** PROBLEM TO SOLVE **
Could you carry on the forum thread about the HS828 snowblower's always-tense drive belt tensioner, picking up after its last post?

** READING PASSAGE **

§

# HS 828 drive belt tensioner is always tense... real head-scratcher.



## JMM (Aug 19, 2014)

Hi there,

So I picked up a HS828 I found on Craigslist for a really good price. The thing was perfectly fine at first, except one thing: The tracks stopped moving when the snowblower encountered resistance. Seller said it needed a new transmission, but I ended up finding broken gears in the transfer case, replaced the gears, voila, problem solved.

Except now there is a new problem. As soon as I put the thing in Forward or Reverse, it takes off without me having to hold down the drive clutch. This has only been since I took it apart and put it back together, so I know I messed something up, but for the life of me I can't figure out what.

I have a service manual for it, and I took the auger housing off to look at the belts. The drive belt tensioner is always tensing the belt. It gets more tense when I hold down the drive clutch on the handlebars, but it never really gets slack. It always stays about 90% tense, regardless, which is why the machine always takes off when I put it in Forward or Reverse.







In this picture, I am holding back the auger tensioner so that you can see what the drive belt looks like.

Also, the tensioner return spring is clearly not doing any work. It just dangles completely slack all the time. Here's a picture of the spring just dangling:









I've spent hours just looking back and forth between my machine and the service manual, and for the life of me I can't find anything out of place... and yet it's not working right. Anyone have any ideas??

Thanks in advance, and here is a bonus picture just in case it happens to help anyone:


----------



## db9938 (Nov 17, 2013)

Is it the correct belt?


----------



## JMM (Aug 19, 2014)

I wondered that myself, except that I swear it was driving normally when I first bought it... just a little underpowered due to the stripped gear teeth. The belt is beat up anyway, maybe I'll just buy an OEM one that I know for a fact is correct, and see what happens.


----------



## db9938 (Nov 17, 2013)

I don't know everything, but that would be my next guess. Are there any numbers left on the belt to verify that it is correct? And, is the spring in the correct location?


----------



## Grunt (Nov 11, 2013)

I know absolutely nothing about Honda snow blowers, but, it seems like there should be a spring pulling the idler bracket up a lot further. The pin on the idler bracket should be making contact with the tab at the top of the auger brake arm. If the auger drive handle isn't squeezed, the brake arm should be up as if it were rubbing on the auger pulley?


----------



## db9938 (Nov 17, 2013)

Forgive me, but I think that is the spring in the picture.

And truthfully, Hondas really don't operate any different than any other machine, in many respects.


----------



## Shryp (Jan 1, 2011)

Grunt, it is the drive and not the auger he is having issues with.

§

** EXCERPTED RECORDS **

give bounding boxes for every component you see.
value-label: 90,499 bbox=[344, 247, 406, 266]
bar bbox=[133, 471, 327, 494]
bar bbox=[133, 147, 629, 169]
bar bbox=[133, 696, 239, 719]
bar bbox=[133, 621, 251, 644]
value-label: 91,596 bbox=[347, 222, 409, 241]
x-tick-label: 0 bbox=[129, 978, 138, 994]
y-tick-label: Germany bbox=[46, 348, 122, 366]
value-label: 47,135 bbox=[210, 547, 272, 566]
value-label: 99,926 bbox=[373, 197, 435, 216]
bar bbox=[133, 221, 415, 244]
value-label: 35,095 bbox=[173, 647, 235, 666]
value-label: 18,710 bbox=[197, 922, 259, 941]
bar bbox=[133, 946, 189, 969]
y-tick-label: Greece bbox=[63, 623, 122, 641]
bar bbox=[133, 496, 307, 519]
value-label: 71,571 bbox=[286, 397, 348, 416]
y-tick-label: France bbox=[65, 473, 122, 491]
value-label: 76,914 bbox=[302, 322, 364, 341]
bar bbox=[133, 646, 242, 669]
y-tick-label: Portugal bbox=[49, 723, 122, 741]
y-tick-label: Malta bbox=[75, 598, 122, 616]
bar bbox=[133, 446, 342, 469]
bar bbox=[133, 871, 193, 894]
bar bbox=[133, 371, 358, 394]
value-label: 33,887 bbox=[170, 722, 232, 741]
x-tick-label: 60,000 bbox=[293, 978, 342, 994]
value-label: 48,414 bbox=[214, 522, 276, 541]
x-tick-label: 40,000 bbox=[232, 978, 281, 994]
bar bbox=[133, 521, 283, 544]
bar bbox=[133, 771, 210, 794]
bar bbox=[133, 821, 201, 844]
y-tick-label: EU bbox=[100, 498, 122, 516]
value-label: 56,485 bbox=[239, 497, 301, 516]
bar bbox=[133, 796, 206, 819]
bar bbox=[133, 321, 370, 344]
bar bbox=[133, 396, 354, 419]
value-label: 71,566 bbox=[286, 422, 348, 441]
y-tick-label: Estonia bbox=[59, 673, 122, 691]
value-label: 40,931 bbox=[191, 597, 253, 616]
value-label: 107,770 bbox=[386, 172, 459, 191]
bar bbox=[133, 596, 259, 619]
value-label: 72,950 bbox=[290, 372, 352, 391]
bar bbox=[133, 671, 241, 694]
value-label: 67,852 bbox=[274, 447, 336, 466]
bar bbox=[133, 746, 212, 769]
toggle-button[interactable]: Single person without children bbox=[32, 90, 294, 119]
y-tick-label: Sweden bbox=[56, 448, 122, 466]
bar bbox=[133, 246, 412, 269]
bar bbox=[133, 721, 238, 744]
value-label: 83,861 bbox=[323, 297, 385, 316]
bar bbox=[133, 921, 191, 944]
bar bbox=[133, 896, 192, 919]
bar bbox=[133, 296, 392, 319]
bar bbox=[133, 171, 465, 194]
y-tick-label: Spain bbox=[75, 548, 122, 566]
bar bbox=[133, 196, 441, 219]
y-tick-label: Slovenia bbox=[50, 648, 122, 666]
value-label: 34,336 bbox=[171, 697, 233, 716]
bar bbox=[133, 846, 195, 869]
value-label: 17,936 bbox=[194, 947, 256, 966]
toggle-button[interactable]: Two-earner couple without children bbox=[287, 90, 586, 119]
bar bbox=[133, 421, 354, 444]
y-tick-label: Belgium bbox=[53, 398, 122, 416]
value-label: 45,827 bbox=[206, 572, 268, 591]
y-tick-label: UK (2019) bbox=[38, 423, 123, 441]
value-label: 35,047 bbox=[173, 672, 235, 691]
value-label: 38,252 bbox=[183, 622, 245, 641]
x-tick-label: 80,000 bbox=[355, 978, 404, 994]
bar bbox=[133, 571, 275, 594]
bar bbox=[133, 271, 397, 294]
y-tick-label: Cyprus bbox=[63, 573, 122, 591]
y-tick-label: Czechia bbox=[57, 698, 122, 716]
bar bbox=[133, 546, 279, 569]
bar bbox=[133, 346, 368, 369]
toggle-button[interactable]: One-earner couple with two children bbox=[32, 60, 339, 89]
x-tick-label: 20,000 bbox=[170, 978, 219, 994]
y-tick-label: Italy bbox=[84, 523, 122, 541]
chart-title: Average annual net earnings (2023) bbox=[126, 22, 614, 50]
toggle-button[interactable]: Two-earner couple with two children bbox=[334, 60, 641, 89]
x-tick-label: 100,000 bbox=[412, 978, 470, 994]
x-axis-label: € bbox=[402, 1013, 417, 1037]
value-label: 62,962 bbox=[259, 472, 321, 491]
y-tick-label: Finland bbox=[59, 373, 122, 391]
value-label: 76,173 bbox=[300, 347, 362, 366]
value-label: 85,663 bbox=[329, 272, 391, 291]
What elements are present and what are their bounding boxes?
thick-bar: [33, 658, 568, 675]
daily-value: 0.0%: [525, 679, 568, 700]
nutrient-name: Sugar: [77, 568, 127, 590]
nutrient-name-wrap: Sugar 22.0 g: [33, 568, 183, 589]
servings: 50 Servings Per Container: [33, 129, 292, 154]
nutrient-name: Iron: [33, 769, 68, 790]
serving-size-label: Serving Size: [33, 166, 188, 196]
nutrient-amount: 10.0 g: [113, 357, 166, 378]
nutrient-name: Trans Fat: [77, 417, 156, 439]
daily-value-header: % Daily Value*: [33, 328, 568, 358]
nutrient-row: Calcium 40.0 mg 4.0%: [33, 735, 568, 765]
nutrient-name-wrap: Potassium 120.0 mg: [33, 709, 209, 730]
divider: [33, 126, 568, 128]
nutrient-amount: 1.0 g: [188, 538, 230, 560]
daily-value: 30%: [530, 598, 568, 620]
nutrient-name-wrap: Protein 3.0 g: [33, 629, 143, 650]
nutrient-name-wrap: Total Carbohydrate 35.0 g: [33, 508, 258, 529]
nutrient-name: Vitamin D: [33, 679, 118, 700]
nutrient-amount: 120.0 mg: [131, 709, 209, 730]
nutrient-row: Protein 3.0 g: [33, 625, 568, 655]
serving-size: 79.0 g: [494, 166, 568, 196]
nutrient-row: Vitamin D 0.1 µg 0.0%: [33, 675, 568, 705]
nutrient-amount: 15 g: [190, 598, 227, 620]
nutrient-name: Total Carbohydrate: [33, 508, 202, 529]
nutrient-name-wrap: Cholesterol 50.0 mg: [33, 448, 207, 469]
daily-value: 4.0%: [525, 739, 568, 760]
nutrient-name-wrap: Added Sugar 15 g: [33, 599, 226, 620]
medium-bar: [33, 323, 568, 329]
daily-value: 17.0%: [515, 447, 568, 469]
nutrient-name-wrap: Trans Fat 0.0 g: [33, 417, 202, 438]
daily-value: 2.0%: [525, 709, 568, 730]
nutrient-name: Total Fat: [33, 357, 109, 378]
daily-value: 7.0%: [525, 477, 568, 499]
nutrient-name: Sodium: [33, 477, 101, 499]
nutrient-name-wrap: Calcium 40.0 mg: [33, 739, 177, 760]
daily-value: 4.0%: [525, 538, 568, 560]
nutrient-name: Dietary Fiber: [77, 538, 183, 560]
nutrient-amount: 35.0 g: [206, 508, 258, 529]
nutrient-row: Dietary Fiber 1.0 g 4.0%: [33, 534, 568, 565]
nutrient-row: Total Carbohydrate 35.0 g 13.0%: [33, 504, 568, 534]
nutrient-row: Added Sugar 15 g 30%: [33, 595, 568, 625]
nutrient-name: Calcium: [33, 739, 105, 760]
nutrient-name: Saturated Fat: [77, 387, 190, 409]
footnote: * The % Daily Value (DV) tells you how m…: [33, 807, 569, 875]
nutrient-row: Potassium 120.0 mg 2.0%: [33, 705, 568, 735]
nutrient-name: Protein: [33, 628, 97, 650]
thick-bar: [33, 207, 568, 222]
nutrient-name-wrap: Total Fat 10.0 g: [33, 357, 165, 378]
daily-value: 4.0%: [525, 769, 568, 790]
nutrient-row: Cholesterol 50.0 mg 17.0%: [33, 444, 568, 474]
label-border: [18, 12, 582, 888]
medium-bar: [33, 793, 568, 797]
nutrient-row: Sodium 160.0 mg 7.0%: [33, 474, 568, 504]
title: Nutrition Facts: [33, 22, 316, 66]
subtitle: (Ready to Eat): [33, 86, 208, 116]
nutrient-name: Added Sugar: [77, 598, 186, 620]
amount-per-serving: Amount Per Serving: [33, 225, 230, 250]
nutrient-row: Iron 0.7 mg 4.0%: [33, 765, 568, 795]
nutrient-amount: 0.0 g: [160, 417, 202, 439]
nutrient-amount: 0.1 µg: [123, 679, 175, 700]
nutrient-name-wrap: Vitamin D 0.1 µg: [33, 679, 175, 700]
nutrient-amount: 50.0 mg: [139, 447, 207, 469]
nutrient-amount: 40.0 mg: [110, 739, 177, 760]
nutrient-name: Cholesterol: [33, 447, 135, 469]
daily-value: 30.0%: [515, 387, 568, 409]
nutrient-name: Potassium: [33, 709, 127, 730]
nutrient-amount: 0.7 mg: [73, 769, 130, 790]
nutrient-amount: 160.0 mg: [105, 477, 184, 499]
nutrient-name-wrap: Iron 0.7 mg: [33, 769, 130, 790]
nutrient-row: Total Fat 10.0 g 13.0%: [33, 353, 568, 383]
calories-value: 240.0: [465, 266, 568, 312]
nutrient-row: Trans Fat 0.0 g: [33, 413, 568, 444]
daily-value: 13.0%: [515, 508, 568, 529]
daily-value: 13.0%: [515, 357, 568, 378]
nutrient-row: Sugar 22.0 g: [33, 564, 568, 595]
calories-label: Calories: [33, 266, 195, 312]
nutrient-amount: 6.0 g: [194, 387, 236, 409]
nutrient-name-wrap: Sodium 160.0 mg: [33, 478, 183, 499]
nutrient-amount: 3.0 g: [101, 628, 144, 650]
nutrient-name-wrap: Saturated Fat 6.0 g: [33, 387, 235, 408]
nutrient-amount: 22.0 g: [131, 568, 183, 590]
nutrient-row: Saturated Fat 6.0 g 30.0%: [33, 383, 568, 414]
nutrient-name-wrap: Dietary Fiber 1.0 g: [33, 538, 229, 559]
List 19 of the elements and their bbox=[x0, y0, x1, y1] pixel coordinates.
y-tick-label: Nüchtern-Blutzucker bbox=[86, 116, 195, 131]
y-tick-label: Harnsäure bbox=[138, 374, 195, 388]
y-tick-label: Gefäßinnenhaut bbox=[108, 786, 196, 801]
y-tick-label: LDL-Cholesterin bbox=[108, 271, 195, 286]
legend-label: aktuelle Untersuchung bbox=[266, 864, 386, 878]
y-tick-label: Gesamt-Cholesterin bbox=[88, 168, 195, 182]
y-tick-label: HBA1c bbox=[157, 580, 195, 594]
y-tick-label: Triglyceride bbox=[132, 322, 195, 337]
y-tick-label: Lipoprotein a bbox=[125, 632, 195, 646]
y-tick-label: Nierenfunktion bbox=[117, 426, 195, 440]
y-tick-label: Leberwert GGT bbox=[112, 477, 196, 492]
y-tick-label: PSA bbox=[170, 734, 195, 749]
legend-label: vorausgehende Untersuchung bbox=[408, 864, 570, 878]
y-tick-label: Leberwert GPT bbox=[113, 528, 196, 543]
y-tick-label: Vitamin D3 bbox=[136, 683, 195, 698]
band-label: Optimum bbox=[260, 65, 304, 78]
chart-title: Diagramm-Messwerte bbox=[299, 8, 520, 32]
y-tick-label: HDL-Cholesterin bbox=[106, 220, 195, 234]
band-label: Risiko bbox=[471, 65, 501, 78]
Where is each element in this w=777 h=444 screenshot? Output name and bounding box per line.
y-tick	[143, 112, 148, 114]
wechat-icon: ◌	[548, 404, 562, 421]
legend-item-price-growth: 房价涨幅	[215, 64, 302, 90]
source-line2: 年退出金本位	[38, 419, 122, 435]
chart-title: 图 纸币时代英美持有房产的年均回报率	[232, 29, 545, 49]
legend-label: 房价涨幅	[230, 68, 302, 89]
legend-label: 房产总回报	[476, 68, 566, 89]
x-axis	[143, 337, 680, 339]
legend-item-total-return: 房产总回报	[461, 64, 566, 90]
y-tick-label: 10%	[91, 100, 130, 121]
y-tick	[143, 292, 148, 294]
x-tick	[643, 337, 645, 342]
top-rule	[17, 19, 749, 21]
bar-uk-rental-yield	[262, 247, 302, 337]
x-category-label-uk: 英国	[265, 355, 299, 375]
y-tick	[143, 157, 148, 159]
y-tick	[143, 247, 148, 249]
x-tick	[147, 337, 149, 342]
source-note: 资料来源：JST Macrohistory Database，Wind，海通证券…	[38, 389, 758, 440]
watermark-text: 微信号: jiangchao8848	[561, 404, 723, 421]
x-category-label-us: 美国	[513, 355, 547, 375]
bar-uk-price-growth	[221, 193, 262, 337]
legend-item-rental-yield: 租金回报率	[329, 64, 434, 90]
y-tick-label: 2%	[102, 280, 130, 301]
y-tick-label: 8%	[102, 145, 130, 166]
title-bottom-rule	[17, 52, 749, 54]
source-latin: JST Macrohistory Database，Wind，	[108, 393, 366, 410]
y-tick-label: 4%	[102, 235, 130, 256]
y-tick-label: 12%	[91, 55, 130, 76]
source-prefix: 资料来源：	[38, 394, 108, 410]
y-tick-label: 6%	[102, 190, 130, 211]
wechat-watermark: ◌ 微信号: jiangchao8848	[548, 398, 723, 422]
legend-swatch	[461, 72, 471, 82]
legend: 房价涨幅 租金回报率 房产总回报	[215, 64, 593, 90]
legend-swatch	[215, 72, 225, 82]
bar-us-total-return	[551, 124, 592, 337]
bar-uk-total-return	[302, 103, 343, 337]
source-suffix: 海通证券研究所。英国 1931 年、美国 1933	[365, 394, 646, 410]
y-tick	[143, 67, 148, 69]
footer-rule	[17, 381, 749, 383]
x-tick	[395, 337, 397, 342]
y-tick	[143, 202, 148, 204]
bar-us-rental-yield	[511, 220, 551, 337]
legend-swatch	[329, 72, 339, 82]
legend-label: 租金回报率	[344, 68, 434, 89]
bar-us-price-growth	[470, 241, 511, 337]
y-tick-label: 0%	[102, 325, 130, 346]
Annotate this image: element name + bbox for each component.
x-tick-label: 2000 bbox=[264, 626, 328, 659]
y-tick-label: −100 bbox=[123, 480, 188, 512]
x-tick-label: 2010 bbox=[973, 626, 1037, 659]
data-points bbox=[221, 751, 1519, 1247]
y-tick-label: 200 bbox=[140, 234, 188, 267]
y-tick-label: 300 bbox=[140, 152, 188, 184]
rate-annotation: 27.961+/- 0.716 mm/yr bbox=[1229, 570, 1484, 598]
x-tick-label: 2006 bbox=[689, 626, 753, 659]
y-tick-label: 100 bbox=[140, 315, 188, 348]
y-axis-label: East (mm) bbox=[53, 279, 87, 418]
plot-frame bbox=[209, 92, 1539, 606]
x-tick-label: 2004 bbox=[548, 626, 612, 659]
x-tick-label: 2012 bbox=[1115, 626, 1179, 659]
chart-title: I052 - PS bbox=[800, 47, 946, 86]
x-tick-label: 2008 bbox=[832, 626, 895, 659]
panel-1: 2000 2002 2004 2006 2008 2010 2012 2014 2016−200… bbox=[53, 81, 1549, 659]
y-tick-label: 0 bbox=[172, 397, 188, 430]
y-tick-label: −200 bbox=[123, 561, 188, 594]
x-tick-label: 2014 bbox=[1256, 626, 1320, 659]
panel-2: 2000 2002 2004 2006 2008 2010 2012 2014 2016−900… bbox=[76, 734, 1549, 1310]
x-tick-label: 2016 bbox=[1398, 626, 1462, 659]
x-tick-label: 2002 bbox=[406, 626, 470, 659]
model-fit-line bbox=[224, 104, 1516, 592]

§

** ANSWER BOX **
----------



## db9938 (Nov 17, 2013)

I think that the belt dust (black grime) is a predictor of the problem. That is not a typical Honda issue, for belts to wear in such a way in a short period of time. 

Just my humble observation.

But, are all parts present?


----------



## tinter (Apr 20, 2014)

Now that you have it that far apart, do you have a local Honda dealer? The may be able to take a quick look and say , oh look, your doflicky is installed backwards and do this and it's fixed. Just a thought. I'm a hands-on kinda guy also. It's hard to ask for professional help sometimes.


----------



## Grunt (Nov 11, 2013)

Shryp said:


> Grunt, it is the drive and not the auger he is having issues with.


I understand that it is the drive belt, but because both idlers are mounted together, it still seems like a spring or adjustment is wrong and not pulling the assembly up high enough. As I said, I know nothing about Honda's and that obviously shows, sorry.


----------



## JMM (Aug 19, 2014)

Grunt said:


> I understand that it is the drive belt, but because both idlers are mounted together, it still seems like a spring or adjustment is wrong and not pulling the assembly up high enough. As I said, I know nothing about Honda's and that obviously shows, sorry.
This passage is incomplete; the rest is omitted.